## Begin

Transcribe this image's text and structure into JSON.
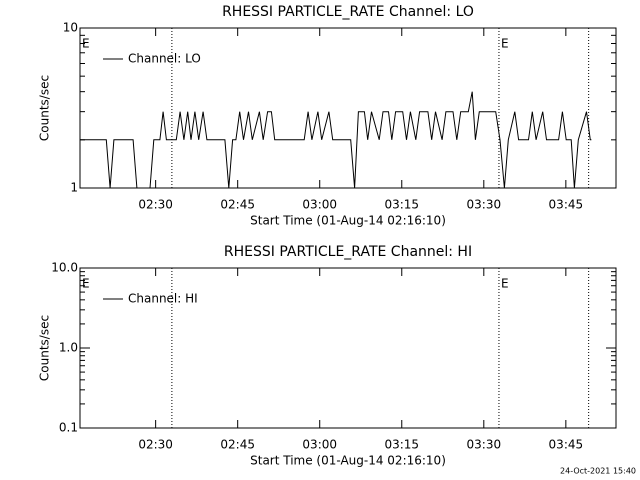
{
  "chart_data": [
    {
      "type": "line",
      "title": "RHESSI PARTICLE_RATE Channel: LO",
      "xlabel": "Start Time (01-Aug-14 02:16:10)",
      "ylabel": "Counts/sec",
      "log_y": true,
      "xlim": [
        0,
        98
      ],
      "xticks": [
        {
          "value": 13.83,
          "label": "02:30"
        },
        {
          "value": 28.83,
          "label": "02:45"
        },
        {
          "value": 43.83,
          "label": "03:00"
        },
        {
          "value": 58.83,
          "label": "03:15"
        },
        {
          "value": 73.83,
          "label": "03:30"
        },
        {
          "value": 88.83,
          "label": "03:45"
        }
      ],
      "ylim": [
        1,
        10
      ],
      "yticks": [
        {
          "value": 1,
          "label": "1"
        },
        {
          "value": 10,
          "label": "10"
        }
      ],
      "legend": "upper left",
      "vlines": [
        16.8,
        76.6,
        93
      ],
      "annotations": [
        {
          "text": "E",
          "x": 0
        },
        {
          "text": "E",
          "x": 76.6
        }
      ],
      "series": [
        {
          "name": "Channel: LO",
          "color": "#000000",
          "x": [
            0,
            4.8,
            5.5,
            6.2,
            9.7,
            10.4,
            12.8,
            13.5,
            14.6,
            15.2,
            15.8,
            17.6,
            18.3,
            19,
            19.7,
            20.3,
            21,
            21.7,
            22.5,
            23.2,
            26.5,
            27.2,
            27.9,
            28.5,
            29.2,
            29.9,
            30.8,
            31.5,
            32.8,
            33.5,
            34.3,
            35,
            35.6,
            41,
            41.7,
            42.4,
            43.5,
            44.2,
            45.5,
            46.2,
            49.5,
            50.2,
            50.9,
            52,
            52.6,
            53.3,
            54.7,
            55.4,
            56.4,
            57,
            57.7,
            59,
            59.7,
            60.4,
            61.4,
            62.1,
            63.6,
            64.3,
            65,
            66.2,
            66.9,
            68.2,
            68.9,
            69.6,
            71,
            71.7,
            72.3,
            73,
            76,
            76.8,
            77.6,
            78.3,
            79.5,
            80.2,
            82,
            82.7,
            83.4,
            84.6,
            85.3,
            87.5,
            88.2,
            88.9,
            89.8,
            90.4,
            91.1,
            92.6,
            93.3,
            93.5
          ],
          "values": [
            2,
            2,
            1,
            2,
            2,
            1,
            1,
            2,
            2,
            3,
            2,
            2,
            3,
            2,
            3,
            2,
            3,
            2,
            3,
            2,
            2,
            1,
            2,
            2,
            3,
            2,
            3,
            2,
            3,
            2,
            3,
            3,
            2,
            2,
            3,
            2,
            3,
            2,
            3,
            2,
            2,
            1,
            3,
            3,
            2,
            3,
            2,
            3,
            3,
            2,
            3,
            3,
            2,
            3,
            2,
            3,
            3,
            2,
            3,
            2,
            3,
            3,
            2,
            3,
            3,
            4,
            2,
            3,
            3,
            2,
            1,
            2,
            3,
            2,
            2,
            3,
            2,
            3,
            2,
            2,
            3,
            2,
            2,
            1,
            2,
            3,
            2,
            2
          ]
        }
      ]
    },
    {
      "type": "line",
      "title": "RHESSI PARTICLE_RATE Channel: HI",
      "xlabel": "Start Time (01-Aug-14 02:16:10)",
      "ylabel": "Counts/sec",
      "log_y": true,
      "xlim": [
        0,
        98
      ],
      "xticks": [
        {
          "value": 13.83,
          "label": "02:30"
        },
        {
          "value": 28.83,
          "label": "02:45"
        },
        {
          "value": 43.83,
          "label": "03:00"
        },
        {
          "value": 58.83,
          "label": "03:15"
        },
        {
          "value": 73.83,
          "label": "03:30"
        },
        {
          "value": 88.83,
          "label": "03:45"
        }
      ],
      "ylim": [
        0.1,
        10
      ],
      "yticks": [
        {
          "value": 0.1,
          "label": "0.1"
        },
        {
          "value": 1,
          "label": "1.0"
        },
        {
          "value": 10,
          "label": "10.0"
        }
      ],
      "legend": "upper left",
      "vlines": [
        16.8,
        76.6,
        93
      ],
      "annotations": [
        {
          "text": "E",
          "x": 0
        },
        {
          "text": "E",
          "x": 76.6
        }
      ],
      "series": [
        {
          "name": "Channel: HI",
          "color": "#000000",
          "x": [],
          "values": []
        }
      ]
    }
  ],
  "footer": "24-Oct-2021 15:40"
}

## End

- _Problem details_:
Print every entry above again without changing a word, and omit the pictures.

- _Answer to this exercise_:
Transcribe this image's text and structure into JSON.
{
  "chart_data": [
    {
      "type": "line",
      "title": "RHESSI PARTICLE_RATE Channel: LO",
      "xlabel": "Start Time (01-Aug-14 02:16:10)",
      "ylabel": "Counts/sec",
      "log_y": true,
      "xlim": [
        0,
        98
      ],
      "xticks": [
        {
          "value": 13.83,
          "label": "02:30"
        },
        {
          "value": 28.83,
          "label": "02:45"
        },
        {
          "value": 43.83,
          "label": "03:00"
        },
        {
          "value": 58.83,
          "label": "03:15"
        },
        {
          "value": 73.83,
          "label": "03:30"
        },
        {
          "value": 88.83,
          "label": "03:45"
        }
      ],
      "ylim": [
        1,
        10
      ],
      "yticks": [
        {
          "value": 1,
          "label": "1"
        },
        {
          "value": 10,
          "label": "10"
        }
      ],
      "legend": "upper left",
      "vlines": [
        16.8,
        76.6,
        93
      ],
      "annotations": [
        {
          "text": "E",
          "x": 0
        },
        {
          "text": "E",
          "x": 76.6
        }
      ],
      "series": [
        {
          "name": "Channel: LO",
          "color": "#000000",
          "x": [
            0,
            4.8,
            5.5,
            6.2,
            9.7,
            10.4,
            12.8,
            13.5,
            14.6,
            15.2,
            15.8,
            17.6,
            18.3,
            19,
            19.7,
            20.3,
            21,
            21.7,
            22.5,
            23.2,
            26.5,
            27.2,
            27.9,
            28.5,
            29.2,
            29.9,
            30.8,
            31.5,
            32.8,
            33.5,
            34.3,
            35,
            35.6,
            41,
            41.7,
            42.4,
            43.5,
            44.2,
            45.5,
            46.2,
            49.5,
            50.2,
            50.9,
            52,
            52.6,
            53.3,
            54.7,
            55.4,
            56.4,
            57,
            57.7,
            59,
            59.7,
            60.4,
            61.4,
            62.1,
            63.6,
            64.3,
            65,
            66.2,
            66.9,
            68.2,
            68.9,
            69.6,
            71,
            71.7,
            72.3,
            73,
            76,
            76.8,
            77.6,
            78.3,
            79.5,
            80.2,
            82,
            82.7,
            83.4,
            84.6,
            85.3,
            87.5,
            88.2,
            88.9,
            89.8,
            90.4,
            91.1,
            92.6,
            93.3,
            93.5
          ],
          "values": [
            2,
            2,
            1,
            2,
            2,
            1,
            1,
            2,
            2,
            3,
            2,
            2,
            3,
            2,
            3,
            2,
            3,
            2,
            3,
            2,
            2,
            1,
            2,
            2,
            3,
            2,
            3,
            2,
            3,
            2,
            3,
            3,
            2,
            2,
            3,
            2,
            3,
            2,
            3,
            2,
            2,
            1,
            3,
            3,
            2,
            3,
            2,
            3,
            3,
            2,
            3,
            3,
            2,
            3,
            2,
            3,
            3,
            2,
            3,
            2,
            3,
            3,
            2,
            3,
            3,
            4,
            2,
            3,
            3,
            2,
            1,
            2,
            3,
            2,
            2,
            3,
            2,
            3,
            2,
            2,
            3,
            2,
            2,
            1,
            2,
            3,
            2,
            2
          ]
        }
      ]
    },
    {
      "type": "line",
      "title": "RHESSI PARTICLE_RATE Channel: HI",
      "xlabel": "Start Time (01-Aug-14 02:16:10)",
      "ylabel": "Counts/sec",
      "log_y": true,
      "xlim": [
        0,
        98
      ],
      "xticks": [
        {
          "value": 13.83,
          "label": "02:30"
        },
        {
          "value": 28.83,
          "label": "02:45"
        },
        {
          "value": 43.83,
          "label": "03:00"
        },
        {
          "value": 58.83,
          "label": "03:15"
        },
        {
          "value": 73.83,
          "label": "03:30"
        },
        {
          "value": 88.83,
          "label": "03:45"
        }
      ],
      "ylim": [
        0.1,
        10
      ],
      "yticks": [
        {
          "value": 0.1,
          "label": "0.1"
        },
        {
          "value": 1,
          "label": "1.0"
        },
        {
          "value": 10,
          "label": "10.0"
        }
      ],
      "legend": "upper left",
      "vlines": [
        16.8,
        76.6,
        93
      ],
      "annotations": [
        {
          "text": "E",
          "x": 0
        },
        {
          "text": "E",
          "x": 76.6
        }
      ],
      "series": [
        {
          "name": "Channel: HI",
          "color": "#000000",
          "x": [],
          "values": []
        }
      ]
    }
  ],
  "footer": "24-Oct-2021 15:40"
}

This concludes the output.